Dataset items:
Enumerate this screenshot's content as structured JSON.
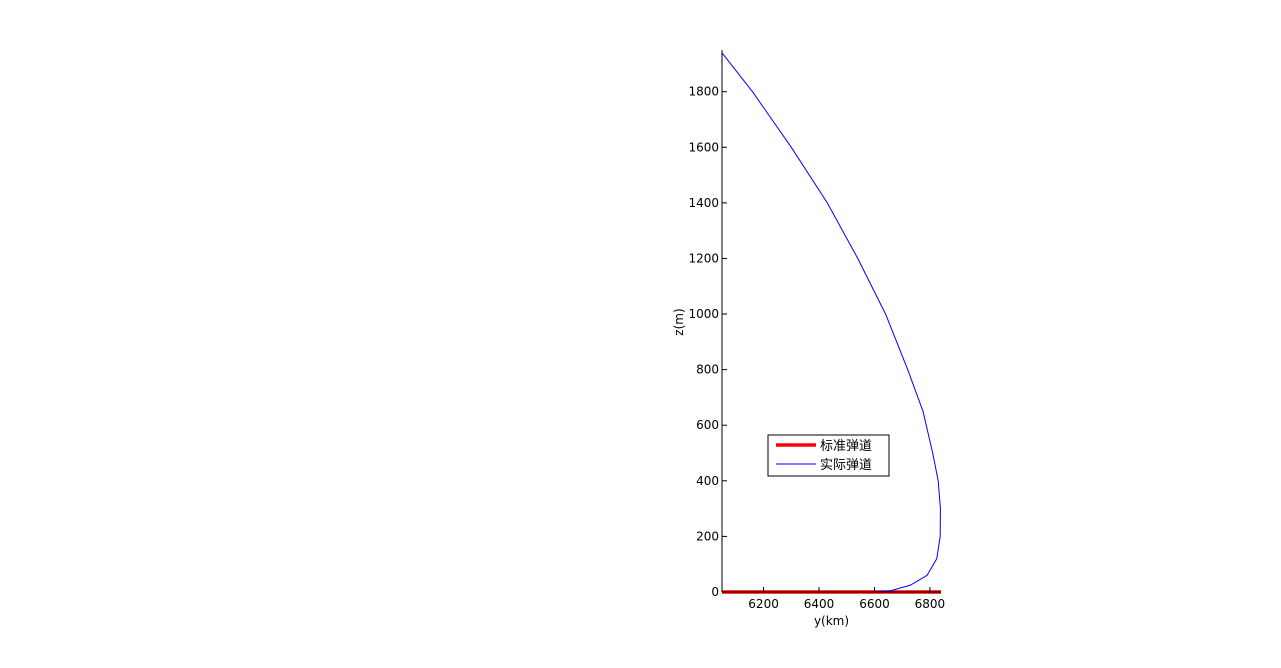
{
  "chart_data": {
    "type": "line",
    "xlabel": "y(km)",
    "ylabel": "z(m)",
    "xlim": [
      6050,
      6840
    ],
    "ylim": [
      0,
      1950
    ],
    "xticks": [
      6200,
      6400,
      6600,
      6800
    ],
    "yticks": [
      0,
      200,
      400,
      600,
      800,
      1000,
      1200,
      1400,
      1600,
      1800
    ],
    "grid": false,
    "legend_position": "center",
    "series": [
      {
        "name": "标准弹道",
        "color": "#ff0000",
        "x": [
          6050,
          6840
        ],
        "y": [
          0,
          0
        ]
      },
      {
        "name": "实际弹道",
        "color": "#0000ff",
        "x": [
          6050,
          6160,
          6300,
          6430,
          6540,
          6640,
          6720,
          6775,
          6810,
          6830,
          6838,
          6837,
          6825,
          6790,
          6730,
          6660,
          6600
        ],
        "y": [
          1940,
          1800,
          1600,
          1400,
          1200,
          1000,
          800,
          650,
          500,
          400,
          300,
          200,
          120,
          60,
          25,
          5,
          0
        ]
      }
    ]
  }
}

--

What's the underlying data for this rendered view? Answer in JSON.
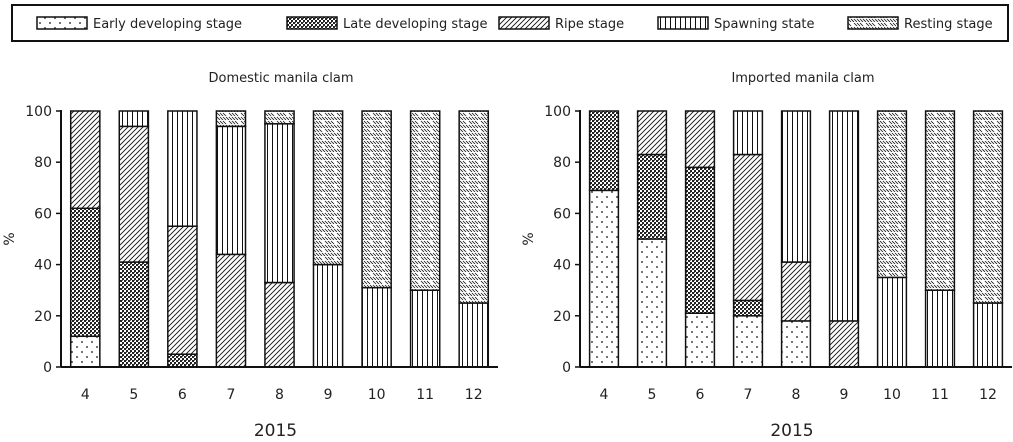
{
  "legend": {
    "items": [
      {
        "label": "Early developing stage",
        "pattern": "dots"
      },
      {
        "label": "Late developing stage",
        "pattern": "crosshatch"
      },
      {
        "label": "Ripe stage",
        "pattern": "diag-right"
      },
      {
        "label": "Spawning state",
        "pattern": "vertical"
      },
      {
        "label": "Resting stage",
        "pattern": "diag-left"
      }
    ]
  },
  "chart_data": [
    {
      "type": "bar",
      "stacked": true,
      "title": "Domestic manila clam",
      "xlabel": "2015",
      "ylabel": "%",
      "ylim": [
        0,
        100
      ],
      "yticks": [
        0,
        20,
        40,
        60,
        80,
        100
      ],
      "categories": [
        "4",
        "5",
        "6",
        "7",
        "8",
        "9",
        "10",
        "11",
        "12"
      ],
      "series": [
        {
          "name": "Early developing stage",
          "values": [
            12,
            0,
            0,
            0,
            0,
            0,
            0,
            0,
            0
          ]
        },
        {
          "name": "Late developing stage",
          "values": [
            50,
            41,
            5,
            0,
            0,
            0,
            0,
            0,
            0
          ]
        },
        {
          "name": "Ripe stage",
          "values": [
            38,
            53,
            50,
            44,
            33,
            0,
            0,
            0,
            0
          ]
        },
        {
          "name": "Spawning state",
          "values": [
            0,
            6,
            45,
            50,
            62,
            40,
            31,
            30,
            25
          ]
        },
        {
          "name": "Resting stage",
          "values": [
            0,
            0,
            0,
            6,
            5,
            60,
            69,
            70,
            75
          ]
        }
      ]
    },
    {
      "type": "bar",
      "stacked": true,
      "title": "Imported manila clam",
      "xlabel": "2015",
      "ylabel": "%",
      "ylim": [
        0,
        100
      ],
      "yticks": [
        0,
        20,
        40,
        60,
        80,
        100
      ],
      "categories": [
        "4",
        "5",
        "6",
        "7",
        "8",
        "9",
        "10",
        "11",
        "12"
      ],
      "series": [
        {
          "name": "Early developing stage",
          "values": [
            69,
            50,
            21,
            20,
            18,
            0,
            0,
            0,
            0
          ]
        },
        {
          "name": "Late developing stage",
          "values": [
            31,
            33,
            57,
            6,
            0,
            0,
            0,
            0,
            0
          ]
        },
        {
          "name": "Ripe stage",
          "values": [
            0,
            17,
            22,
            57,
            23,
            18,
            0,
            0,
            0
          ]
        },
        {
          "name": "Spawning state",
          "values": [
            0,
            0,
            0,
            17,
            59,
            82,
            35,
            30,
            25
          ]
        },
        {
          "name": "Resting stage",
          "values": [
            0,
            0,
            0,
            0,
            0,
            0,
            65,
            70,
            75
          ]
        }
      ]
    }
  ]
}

EXERCISE DESCRIPTION: Only the number is wanted: how many lines of the material above include the word "diag"?

RESULT: 2